╭─ DATA FOR PROCESSING
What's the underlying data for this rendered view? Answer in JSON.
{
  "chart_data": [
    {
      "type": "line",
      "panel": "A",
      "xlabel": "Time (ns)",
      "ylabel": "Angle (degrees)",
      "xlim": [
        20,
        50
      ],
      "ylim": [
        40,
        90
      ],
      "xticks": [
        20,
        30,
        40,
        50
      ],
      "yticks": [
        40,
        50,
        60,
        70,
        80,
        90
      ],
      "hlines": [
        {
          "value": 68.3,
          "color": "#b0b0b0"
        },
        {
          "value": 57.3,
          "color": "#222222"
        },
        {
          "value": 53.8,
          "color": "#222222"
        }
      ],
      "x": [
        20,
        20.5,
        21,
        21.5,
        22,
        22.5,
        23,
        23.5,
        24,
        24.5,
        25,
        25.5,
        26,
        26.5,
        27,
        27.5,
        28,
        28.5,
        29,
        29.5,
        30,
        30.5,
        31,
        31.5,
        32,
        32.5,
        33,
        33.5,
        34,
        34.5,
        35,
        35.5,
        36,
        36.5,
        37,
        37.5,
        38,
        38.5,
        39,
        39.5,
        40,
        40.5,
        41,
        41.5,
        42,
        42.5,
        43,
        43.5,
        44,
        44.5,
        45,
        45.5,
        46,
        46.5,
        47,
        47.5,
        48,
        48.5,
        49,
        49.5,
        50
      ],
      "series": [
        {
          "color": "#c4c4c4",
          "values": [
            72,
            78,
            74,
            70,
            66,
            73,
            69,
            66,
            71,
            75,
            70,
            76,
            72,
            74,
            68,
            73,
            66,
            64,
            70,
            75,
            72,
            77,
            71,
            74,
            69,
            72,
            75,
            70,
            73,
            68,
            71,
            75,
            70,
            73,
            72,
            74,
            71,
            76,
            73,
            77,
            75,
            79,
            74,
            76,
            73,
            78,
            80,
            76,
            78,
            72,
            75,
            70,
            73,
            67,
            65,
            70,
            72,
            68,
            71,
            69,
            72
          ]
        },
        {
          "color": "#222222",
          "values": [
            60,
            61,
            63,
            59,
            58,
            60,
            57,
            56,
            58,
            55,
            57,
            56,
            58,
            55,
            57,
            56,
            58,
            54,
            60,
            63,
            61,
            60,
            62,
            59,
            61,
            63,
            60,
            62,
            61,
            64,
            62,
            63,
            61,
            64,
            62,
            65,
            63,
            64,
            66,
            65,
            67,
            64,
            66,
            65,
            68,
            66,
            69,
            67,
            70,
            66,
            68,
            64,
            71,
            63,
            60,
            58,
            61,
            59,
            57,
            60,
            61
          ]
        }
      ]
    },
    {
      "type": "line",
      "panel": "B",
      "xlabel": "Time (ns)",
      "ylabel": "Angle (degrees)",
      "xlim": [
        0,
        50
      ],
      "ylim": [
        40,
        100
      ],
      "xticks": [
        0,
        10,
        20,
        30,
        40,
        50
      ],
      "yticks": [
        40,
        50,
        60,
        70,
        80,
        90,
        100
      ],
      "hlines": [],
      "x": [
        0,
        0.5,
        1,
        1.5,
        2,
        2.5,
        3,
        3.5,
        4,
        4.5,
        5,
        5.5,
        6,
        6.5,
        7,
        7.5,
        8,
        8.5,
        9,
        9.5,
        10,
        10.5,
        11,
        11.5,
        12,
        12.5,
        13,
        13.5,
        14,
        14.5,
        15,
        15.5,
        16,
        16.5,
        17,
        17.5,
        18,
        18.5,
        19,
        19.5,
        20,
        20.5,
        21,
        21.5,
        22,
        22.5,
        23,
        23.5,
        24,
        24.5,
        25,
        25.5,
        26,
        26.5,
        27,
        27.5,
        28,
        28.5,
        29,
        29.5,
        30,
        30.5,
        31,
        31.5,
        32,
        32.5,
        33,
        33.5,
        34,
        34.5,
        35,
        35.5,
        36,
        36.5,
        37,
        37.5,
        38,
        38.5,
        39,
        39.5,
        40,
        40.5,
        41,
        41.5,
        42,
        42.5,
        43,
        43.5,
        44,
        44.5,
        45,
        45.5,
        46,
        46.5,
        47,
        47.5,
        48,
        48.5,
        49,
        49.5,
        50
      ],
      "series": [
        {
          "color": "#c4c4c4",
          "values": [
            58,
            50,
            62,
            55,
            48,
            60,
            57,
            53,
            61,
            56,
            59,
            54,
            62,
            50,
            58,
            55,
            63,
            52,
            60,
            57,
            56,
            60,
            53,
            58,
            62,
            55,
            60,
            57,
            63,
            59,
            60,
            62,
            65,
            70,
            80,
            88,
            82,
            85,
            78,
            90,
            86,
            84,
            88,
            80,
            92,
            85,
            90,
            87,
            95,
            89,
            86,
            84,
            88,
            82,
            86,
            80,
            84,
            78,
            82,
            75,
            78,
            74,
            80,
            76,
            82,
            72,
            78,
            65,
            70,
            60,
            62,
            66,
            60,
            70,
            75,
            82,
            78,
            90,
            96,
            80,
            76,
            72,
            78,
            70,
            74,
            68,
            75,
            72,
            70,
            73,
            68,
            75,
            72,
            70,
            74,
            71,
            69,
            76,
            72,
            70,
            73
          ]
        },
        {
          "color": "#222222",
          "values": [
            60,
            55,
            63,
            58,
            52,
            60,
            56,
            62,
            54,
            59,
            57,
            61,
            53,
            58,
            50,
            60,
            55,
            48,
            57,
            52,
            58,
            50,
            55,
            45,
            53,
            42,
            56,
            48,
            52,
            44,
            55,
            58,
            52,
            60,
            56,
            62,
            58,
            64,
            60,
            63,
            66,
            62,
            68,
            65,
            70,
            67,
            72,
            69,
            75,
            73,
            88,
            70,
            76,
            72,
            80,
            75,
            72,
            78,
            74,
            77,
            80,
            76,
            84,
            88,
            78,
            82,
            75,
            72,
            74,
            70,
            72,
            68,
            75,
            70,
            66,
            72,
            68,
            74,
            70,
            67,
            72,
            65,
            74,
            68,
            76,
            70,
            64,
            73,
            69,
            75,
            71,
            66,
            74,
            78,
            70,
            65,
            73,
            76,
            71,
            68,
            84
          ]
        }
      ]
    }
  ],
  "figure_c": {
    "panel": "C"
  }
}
╰─
=== TO DO ===
Return the whole listing exactly.

=== OUTPUT ===
What's the underlying data for this rendered view? Answer in JSON.
{
  "chart_data": [
    {
      "type": "line",
      "panel": "A",
      "xlabel": "Time (ns)",
      "ylabel": "Angle (degrees)",
      "xlim": [
        20,
        50
      ],
      "ylim": [
        40,
        90
      ],
      "xticks": [
        20,
        30,
        40,
        50
      ],
      "yticks": [
        40,
        50,
        60,
        70,
        80,
        90
      ],
      "hlines": [
        {
          "value": 68.3,
          "color": "#b0b0b0"
        },
        {
          "value": 57.3,
          "color": "#222222"
        },
        {
          "value": 53.8,
          "color": "#222222"
        }
      ],
      "x": [
        20,
        20.5,
        21,
        21.5,
        22,
        22.5,
        23,
        23.5,
        24,
        24.5,
        25,
        25.5,
        26,
        26.5,
        27,
        27.5,
        28,
        28.5,
        29,
        29.5,
        30,
        30.5,
        31,
        31.5,
        32,
        32.5,
        33,
        33.5,
        34,
        34.5,
        35,
        35.5,
        36,
        36.5,
        37,
        37.5,
        38,
        38.5,
        39,
        39.5,
        40,
        40.5,
        41,
        41.5,
        42,
        42.5,
        43,
        43.5,
        44,
        44.5,
        45,
        45.5,
        46,
        46.5,
        47,
        47.5,
        48,
        48.5,
        49,
        49.5,
        50
      ],
      "series": [
        {
          "color": "#c4c4c4",
          "values": [
            72,
            78,
            74,
            70,
            66,
            73,
            69,
            66,
            71,
            75,
            70,
            76,
            72,
            74,
            68,
            73,
            66,
            64,
            70,
            75,
            72,
            77,
            71,
            74,
            69,
            72,
            75,
            70,
            73,
            68,
            71,
            75,
            70,
            73,
            72,
            74,
            71,
            76,
            73,
            77,
            75,
            79,
            74,
            76,
            73,
            78,
            80,
            76,
            78,
            72,
            75,
            70,
            73,
            67,
            65,
            70,
            72,
            68,
            71,
            69,
            72
          ]
        },
        {
          "color": "#222222",
          "values": [
            60,
            61,
            63,
            59,
            58,
            60,
            57,
            56,
            58,
            55,
            57,
            56,
            58,
            55,
            57,
            56,
            58,
            54,
            60,
            63,
            61,
            60,
            62,
            59,
            61,
            63,
            60,
            62,
            61,
            64,
            62,
            63,
            61,
            64,
            62,
            65,
            63,
            64,
            66,
            65,
            67,
            64,
            66,
            65,
            68,
            66,
            69,
            67,
            70,
            66,
            68,
            64,
            71,
            63,
            60,
            58,
            61,
            59,
            57,
            60,
            61
          ]
        }
      ]
    },
    {
      "type": "line",
      "panel": "B",
      "xlabel": "Time (ns)",
      "ylabel": "Angle (degrees)",
      "xlim": [
        0,
        50
      ],
      "ylim": [
        40,
        100
      ],
      "xticks": [
        0,
        10,
        20,
        30,
        40,
        50
      ],
      "yticks": [
        40,
        50,
        60,
        70,
        80,
        90,
        100
      ],
      "hlines": [],
      "x": [
        0,
        0.5,
        1,
        1.5,
        2,
        2.5,
        3,
        3.5,
        4,
        4.5,
        5,
        5.5,
        6,
        6.5,
        7,
        7.5,
        8,
        8.5,
        9,
        9.5,
        10,
        10.5,
        11,
        11.5,
        12,
        12.5,
        13,
        13.5,
        14,
        14.5,
        15,
        15.5,
        16,
        16.5,
        17,
        17.5,
        18,
        18.5,
        19,
        19.5,
        20,
        20.5,
        21,
        21.5,
        22,
        22.5,
        23,
        23.5,
        24,
        24.5,
        25,
        25.5,
        26,
        26.5,
        27,
        27.5,
        28,
        28.5,
        29,
        29.5,
        30,
        30.5,
        31,
        31.5,
        32,
        32.5,
        33,
        33.5,
        34,
        34.5,
        35,
        35.5,
        36,
        36.5,
        37,
        37.5,
        38,
        38.5,
        39,
        39.5,
        40,
        40.5,
        41,
        41.5,
        42,
        42.5,
        43,
        43.5,
        44,
        44.5,
        45,
        45.5,
        46,
        46.5,
        47,
        47.5,
        48,
        48.5,
        49,
        49.5,
        50
      ],
      "series": [
        {
          "color": "#c4c4c4",
          "values": [
            58,
            50,
            62,
            55,
            48,
            60,
            57,
            53,
            61,
            56,
            59,
            54,
            62,
            50,
            58,
            55,
            63,
            52,
            60,
            57,
            56,
            60,
            53,
            58,
            62,
            55,
            60,
            57,
            63,
            59,
            60,
            62,
            65,
            70,
            80,
            88,
            82,
            85,
            78,
            90,
            86,
            84,
            88,
            80,
            92,
            85,
            90,
            87,
            95,
            89,
            86,
            84,
            88,
            82,
            86,
            80,
            84,
            78,
            82,
            75,
            78,
            74,
            80,
            76,
            82,
            72,
            78,
            65,
            70,
            60,
            62,
            66,
            60,
            70,
            75,
            82,
            78,
            90,
            96,
            80,
            76,
            72,
            78,
            70,
            74,
            68,
            75,
            72,
            70,
            73,
            68,
            75,
            72,
            70,
            74,
            71,
            69,
            76,
            72,
            70,
            73
          ]
        },
        {
          "color": "#222222",
          "values": [
            60,
            55,
            63,
            58,
            52,
            60,
            56,
            62,
            54,
            59,
            57,
            61,
            53,
            58,
            50,
            60,
            55,
            48,
            57,
            52,
            58,
            50,
            55,
            45,
            53,
            42,
            56,
            48,
            52,
            44,
            55,
            58,
            52,
            60,
            56,
            62,
            58,
            64,
            60,
            63,
            66,
            62,
            68,
            65,
            70,
            67,
            72,
            69,
            75,
            73,
            88,
            70,
            76,
            72,
            80,
            75,
            72,
            78,
            74,
            77,
            80,
            76,
            84,
            88,
            78,
            82,
            75,
            72,
            74,
            70,
            72,
            68,
            75,
            70,
            66,
            72,
            68,
            74,
            70,
            67,
            72,
            65,
            74,
            68,
            76,
            70,
            64,
            73,
            69,
            75,
            71,
            66,
            74,
            78,
            70,
            65,
            73,
            76,
            71,
            68,
            84
          ]
        }
      ]
    }
  ],
  "figure_c": {
    "panel": "C"
  }
}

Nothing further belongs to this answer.